## Work to be completed
Every record must be transcribed in its entirety, apart from the images, which are to be omitted.

## Data excerpts
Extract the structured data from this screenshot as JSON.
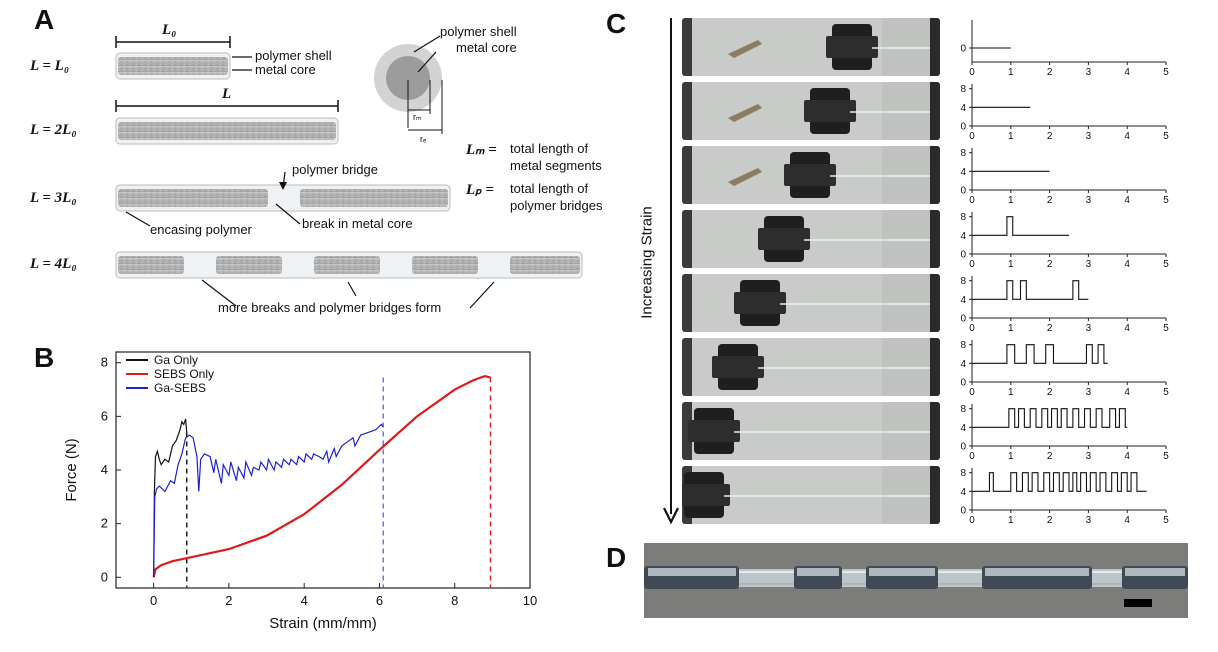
{
  "panels": {
    "A": {
      "letter": "A",
      "L0_dim": "L₀",
      "L_dim": "L",
      "rows": [
        "L = L₀",
        "L = 2L₀",
        "L = 3L₀",
        "L = 4L₀"
      ],
      "callouts": {
        "polymer_shell": "polymer shell",
        "metal_core": "metal core",
        "polymer_bridge": "polymer bridge",
        "encasing_polymer": "encasing polymer",
        "break": "break in metal core",
        "more_breaks": "more breaks and polymer bridges form"
      },
      "cross_section": {
        "polymer_shell": "polymer shell",
        "metal_core": "metal core",
        "rm": "rₘ",
        "rf": "rₑ"
      },
      "definitions": [
        {
          "symbol": "Lₘ =",
          "text": "total length of metal segments"
        },
        {
          "symbol": "Lₚ =",
          "text": "total length of polymer bridges"
        }
      ]
    },
    "B": {
      "letter": "B"
    },
    "C": {
      "letter": "C",
      "arrow_label": "Increasing Strain"
    },
    "D": {
      "letter": "D"
    }
  },
  "chart_data": [
    {
      "panel": "B",
      "type": "line",
      "xlabel": "Strain (mm/mm)",
      "ylabel": "Force (N)",
      "xlim": [
        -1,
        10
      ],
      "ylim": [
        -0.4,
        8.4
      ],
      "xticks": [
        0,
        2,
        4,
        6,
        8,
        10
      ],
      "yticks": [
        0,
        2,
        4,
        6,
        8
      ],
      "legend_position": "top-left",
      "series": [
        {
          "name": "Ga Only",
          "color": "#111111",
          "x": [
            0,
            0.02,
            0.05,
            0.1,
            0.15,
            0.2,
            0.3,
            0.4,
            0.5,
            0.6,
            0.7,
            0.75,
            0.8,
            0.85,
            0.88
          ],
          "y": [
            0,
            3.2,
            4.5,
            4.7,
            4.4,
            4.2,
            4.4,
            4.3,
            4.9,
            5.1,
            5.5,
            5.8,
            5.7,
            5.9,
            5.4
          ]
        },
        {
          "name": "SEBS Only",
          "color": "#e01919",
          "x": [
            0,
            0.05,
            0.2,
            0.5,
            1,
            2,
            3,
            4,
            5,
            6,
            7,
            8,
            8.5,
            8.8,
            8.95
          ],
          "y": [
            0,
            0.3,
            0.45,
            0.6,
            0.75,
            1.05,
            1.55,
            2.35,
            3.45,
            4.75,
            6.0,
            7.0,
            7.35,
            7.5,
            7.45
          ]
        },
        {
          "name": "Ga-SEBS",
          "color": "#1f1fd8",
          "x": [
            0,
            0.03,
            0.08,
            0.15,
            0.3,
            0.45,
            0.55,
            0.65,
            0.75,
            0.85,
            0.95,
            1.05,
            1.15,
            1.2,
            1.25,
            1.35,
            1.5,
            1.6,
            1.65,
            1.8,
            1.85,
            2.0,
            2.05,
            2.2,
            2.25,
            2.4,
            2.45,
            2.6,
            2.65,
            2.8,
            2.85,
            3.0,
            3.05,
            3.2,
            3.25,
            3.4,
            3.45,
            3.6,
            3.65,
            3.8,
            3.85,
            4.0,
            4.05,
            4.2,
            4.25,
            4.4,
            4.5,
            4.6,
            4.65,
            4.8,
            4.85,
            5.0,
            5.1,
            5.3,
            5.35,
            5.5,
            5.7,
            5.9,
            6.05,
            6.1
          ],
          "y": [
            0,
            3.0,
            3.3,
            3.4,
            3.2,
            3.6,
            3.5,
            4.2,
            4.6,
            5.2,
            5.3,
            5.2,
            4.5,
            3.2,
            4.4,
            4.6,
            4.5,
            3.9,
            4.4,
            3.5,
            4.2,
            3.8,
            4.3,
            3.6,
            4.1,
            3.7,
            4.3,
            3.8,
            4.1,
            4.0,
            4.3,
            4.0,
            4.4,
            4.0,
            4.3,
            4.1,
            4.4,
            4.2,
            4.4,
            4.2,
            4.5,
            4.3,
            4.6,
            4.4,
            4.6,
            4.5,
            4.4,
            4.7,
            4.3,
            4.8,
            4.5,
            4.9,
            5.0,
            5.2,
            4.9,
            5.3,
            5.4,
            5.5,
            5.7,
            5.6
          ]
        }
      ],
      "fracture_markers": [
        {
          "x": 0.88,
          "color": "#111111"
        },
        {
          "x": 6.1,
          "color": "#6a6ae0"
        },
        {
          "x": 8.95,
          "color": "#e01919"
        }
      ]
    },
    {
      "panel": "C",
      "type": "line",
      "xlim": [
        0,
        5
      ],
      "xticks": [
        0,
        1,
        2,
        3,
        4,
        5
      ],
      "plots": [
        {
          "yticks": [
            0
          ],
          "ylim": [
            -4,
            8
          ],
          "segments": [
            [
              0,
              1
            ]
          ],
          "pulses": []
        },
        {
          "yticks": [
            0,
            4,
            8
          ],
          "ylim": [
            0,
            9
          ],
          "segments": [
            [
              0,
              1.5
            ]
          ],
          "pulses": []
        },
        {
          "yticks": [
            0,
            4,
            8
          ],
          "ylim": [
            0,
            9
          ],
          "segments": [
            [
              0,
              2
            ]
          ],
          "pulses": []
        },
        {
          "yticks": [
            0,
            4,
            8
          ],
          "ylim": [
            0,
            9
          ],
          "segments": [
            [
              0,
              2.5
            ]
          ],
          "pulses": [
            [
              0.9,
              1.05
            ]
          ]
        },
        {
          "yticks": [
            0,
            4,
            8
          ],
          "ylim": [
            0,
            9
          ],
          "segments": [
            [
              0,
              3
            ]
          ],
          "pulses": [
            [
              0.9,
              1.05
            ],
            [
              1.25,
              1.4
            ],
            [
              2.6,
              2.75
            ]
          ]
        },
        {
          "yticks": [
            0,
            4,
            8
          ],
          "ylim": [
            0,
            9
          ],
          "segments": [
            [
              0,
              3.5
            ]
          ],
          "pulses": [
            [
              0.9,
              1.1
            ],
            [
              1.4,
              1.6
            ],
            [
              1.9,
              2.1
            ],
            [
              2.95,
              3.1
            ],
            [
              3.25,
              3.4
            ]
          ]
        },
        {
          "yticks": [
            0,
            4,
            8
          ],
          "ylim": [
            0,
            9
          ],
          "segments": [
            [
              0,
              4
            ]
          ],
          "pulses": [
            [
              0.95,
              1.1
            ],
            [
              1.2,
              1.35
            ],
            [
              1.5,
              1.65
            ],
            [
              1.8,
              1.95
            ],
            [
              2.05,
              2.2
            ],
            [
              2.3,
              2.45
            ],
            [
              2.6,
              2.75
            ],
            [
              2.9,
              3.05
            ],
            [
              3.2,
              3.35
            ],
            [
              3.55,
              3.7
            ],
            [
              3.8,
              3.95
            ]
          ]
        },
        {
          "yticks": [
            0,
            4,
            8
          ],
          "ylim": [
            0,
            9
          ],
          "segments": [
            [
              0,
              4.5
            ]
          ],
          "pulses": [
            [
              0.45,
              0.55
            ],
            [
              1.0,
              1.15
            ],
            [
              1.3,
              1.45
            ],
            [
              1.55,
              1.7
            ],
            [
              1.85,
              2.0
            ],
            [
              2.1,
              2.25
            ],
            [
              2.35,
              2.5
            ],
            [
              2.6,
              2.7
            ],
            [
              2.8,
              2.95
            ],
            [
              3.05,
              3.2
            ],
            [
              3.3,
              3.45
            ],
            [
              3.6,
              3.75
            ],
            [
              3.85,
              4.0
            ],
            [
              4.1,
              4.25
            ]
          ]
        }
      ]
    }
  ]
}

## Written answer
Extract the structured data from this screenshot as JSON.
{
  "panels": {
    "A": {
      "letter": "A",
      "L0_dim": "L₀",
      "L_dim": "L",
      "rows": [
        "L = L₀",
        "L = 2L₀",
        "L = 3L₀",
        "L = 4L₀"
      ],
      "callouts": {
        "polymer_shell": "polymer shell",
        "metal_core": "metal core",
        "polymer_bridge": "polymer bridge",
        "encasing_polymer": "encasing polymer",
        "break": "break in metal core",
        "more_breaks": "more breaks and polymer bridges form"
      },
      "cross_section": {
        "polymer_shell": "polymer shell",
        "metal_core": "metal core",
        "rm": "rₘ",
        "rf": "rₑ"
      },
      "definitions": [
        {
          "symbol": "Lₘ =",
          "text": "total length of metal segments"
        },
        {
          "symbol": "Lₚ =",
          "text": "total length of polymer bridges"
        }
      ]
    },
    "B": {
      "letter": "B"
    },
    "C": {
      "letter": "C",
      "arrow_label": "Increasing Strain"
    },
    "D": {
      "letter": "D"
    }
  },
  "chart_data": [
    {
      "panel": "B",
      "type": "line",
      "xlabel": "Strain (mm/mm)",
      "ylabel": "Force (N)",
      "xlim": [
        -1,
        10
      ],
      "ylim": [
        -0.4,
        8.4
      ],
      "xticks": [
        0,
        2,
        4,
        6,
        8,
        10
      ],
      "yticks": [
        0,
        2,
        4,
        6,
        8
      ],
      "legend_position": "top-left",
      "series": [
        {
          "name": "Ga Only",
          "color": "#111111",
          "x": [
            0,
            0.02,
            0.05,
            0.1,
            0.15,
            0.2,
            0.3,
            0.4,
            0.5,
            0.6,
            0.7,
            0.75,
            0.8,
            0.85,
            0.88
          ],
          "y": [
            0,
            3.2,
            4.5,
            4.7,
            4.4,
            4.2,
            4.4,
            4.3,
            4.9,
            5.1,
            5.5,
            5.8,
            5.7,
            5.9,
            5.4
          ]
        },
        {
          "name": "SEBS Only",
          "color": "#e01919",
          "x": [
            0,
            0.05,
            0.2,
            0.5,
            1,
            2,
            3,
            4,
            5,
            6,
            7,
            8,
            8.5,
            8.8,
            8.95
          ],
          "y": [
            0,
            0.3,
            0.45,
            0.6,
            0.75,
            1.05,
            1.55,
            2.35,
            3.45,
            4.75,
            6.0,
            7.0,
            7.35,
            7.5,
            7.45
          ]
        },
        {
          "name": "Ga-SEBS",
          "color": "#1f1fd8",
          "x": [
            0,
            0.03,
            0.08,
            0.15,
            0.3,
            0.45,
            0.55,
            0.65,
            0.75,
            0.85,
            0.95,
            1.05,
            1.15,
            1.2,
            1.25,
            1.35,
            1.5,
            1.6,
            1.65,
            1.8,
            1.85,
            2.0,
            2.05,
            2.2,
            2.25,
            2.4,
            2.45,
            2.6,
            2.65,
            2.8,
            2.85,
            3.0,
            3.05,
            3.2,
            3.25,
            3.4,
            3.45,
            3.6,
            3.65,
            3.8,
            3.85,
            4.0,
            4.05,
            4.2,
            4.25,
            4.4,
            4.5,
            4.6,
            4.65,
            4.8,
            4.85,
            5.0,
            5.1,
            5.3,
            5.35,
            5.5,
            5.7,
            5.9,
            6.05,
            6.1
          ],
          "y": [
            0,
            3.0,
            3.3,
            3.4,
            3.2,
            3.6,
            3.5,
            4.2,
            4.6,
            5.2,
            5.3,
            5.2,
            4.5,
            3.2,
            4.4,
            4.6,
            4.5,
            3.9,
            4.4,
            3.5,
            4.2,
            3.8,
            4.3,
            3.6,
            4.1,
            3.7,
            4.3,
            3.8,
            4.1,
            4.0,
            4.3,
            4.0,
            4.4,
            4.0,
            4.3,
            4.1,
            4.4,
            4.2,
            4.4,
            4.2,
            4.5,
            4.3,
            4.6,
            4.4,
            4.6,
            4.5,
            4.4,
            4.7,
            4.3,
            4.8,
            4.5,
            4.9,
            5.0,
            5.2,
            4.9,
            5.3,
            5.4,
            5.5,
            5.7,
            5.6
          ]
        }
      ],
      "fracture_markers": [
        {
          "x": 0.88,
          "color": "#111111"
        },
        {
          "x": 6.1,
          "color": "#6a6ae0"
        },
        {
          "x": 8.95,
          "color": "#e01919"
        }
      ]
    },
    {
      "panel": "C",
      "type": "line",
      "xlim": [
        0,
        5
      ],
      "xticks": [
        0,
        1,
        2,
        3,
        4,
        5
      ],
      "plots": [
        {
          "yticks": [
            0
          ],
          "ylim": [
            -4,
            8
          ],
          "segments": [
            [
              0,
              1
            ]
          ],
          "pulses": []
        },
        {
          "yticks": [
            0,
            4,
            8
          ],
          "ylim": [
            0,
            9
          ],
          "segments": [
            [
              0,
              1.5
            ]
          ],
          "pulses": []
        },
        {
          "yticks": [
            0,
            4,
            8
          ],
          "ylim": [
            0,
            9
          ],
          "segments": [
            [
              0,
              2
            ]
          ],
          "pulses": []
        },
        {
          "yticks": [
            0,
            4,
            8
          ],
          "ylim": [
            0,
            9
          ],
          "segments": [
            [
              0,
              2.5
            ]
          ],
          "pulses": [
            [
              0.9,
              1.05
            ]
          ]
        },
        {
          "yticks": [
            0,
            4,
            8
          ],
          "ylim": [
            0,
            9
          ],
          "segments": [
            [
              0,
              3
            ]
          ],
          "pulses": [
            [
              0.9,
              1.05
            ],
            [
              1.25,
              1.4
            ],
            [
              2.6,
              2.75
            ]
          ]
        },
        {
          "yticks": [
            0,
            4,
            8
          ],
          "ylim": [
            0,
            9
          ],
          "segments": [
            [
              0,
              3.5
            ]
          ],
          "pulses": [
            [
              0.9,
              1.1
            ],
            [
              1.4,
              1.6
            ],
            [
              1.9,
              2.1
            ],
            [
              2.95,
              3.1
            ],
            [
              3.25,
              3.4
            ]
          ]
        },
        {
          "yticks": [
            0,
            4,
            8
          ],
          "ylim": [
            0,
            9
          ],
          "segments": [
            [
              0,
              4
            ]
          ],
          "pulses": [
            [
              0.95,
              1.1
            ],
            [
              1.2,
              1.35
            ],
            [
              1.5,
              1.65
            ],
            [
              1.8,
              1.95
            ],
            [
              2.05,
              2.2
            ],
            [
              2.3,
              2.45
            ],
            [
              2.6,
              2.75
            ],
            [
              2.9,
              3.05
            ],
            [
              3.2,
              3.35
            ],
            [
              3.55,
              3.7
            ],
            [
              3.8,
              3.95
            ]
          ]
        },
        {
          "yticks": [
            0,
            4,
            8
          ],
          "ylim": [
            0,
            9
          ],
          "segments": [
            [
              0,
              4.5
            ]
          ],
          "pulses": [
            [
              0.45,
              0.55
            ],
            [
              1.0,
              1.15
            ],
            [
              1.3,
              1.45
            ],
            [
              1.55,
              1.7
            ],
            [
              1.85,
              2.0
            ],
            [
              2.1,
              2.25
            ],
            [
              2.35,
              2.5
            ],
            [
              2.6,
              2.7
            ],
            [
              2.8,
              2.95
            ],
            [
              3.05,
              3.2
            ],
            [
              3.3,
              3.45
            ],
            [
              3.6,
              3.75
            ],
            [
              3.85,
              4.0
            ],
            [
              4.1,
              4.25
            ]
          ]
        }
      ]
    }
  ]
}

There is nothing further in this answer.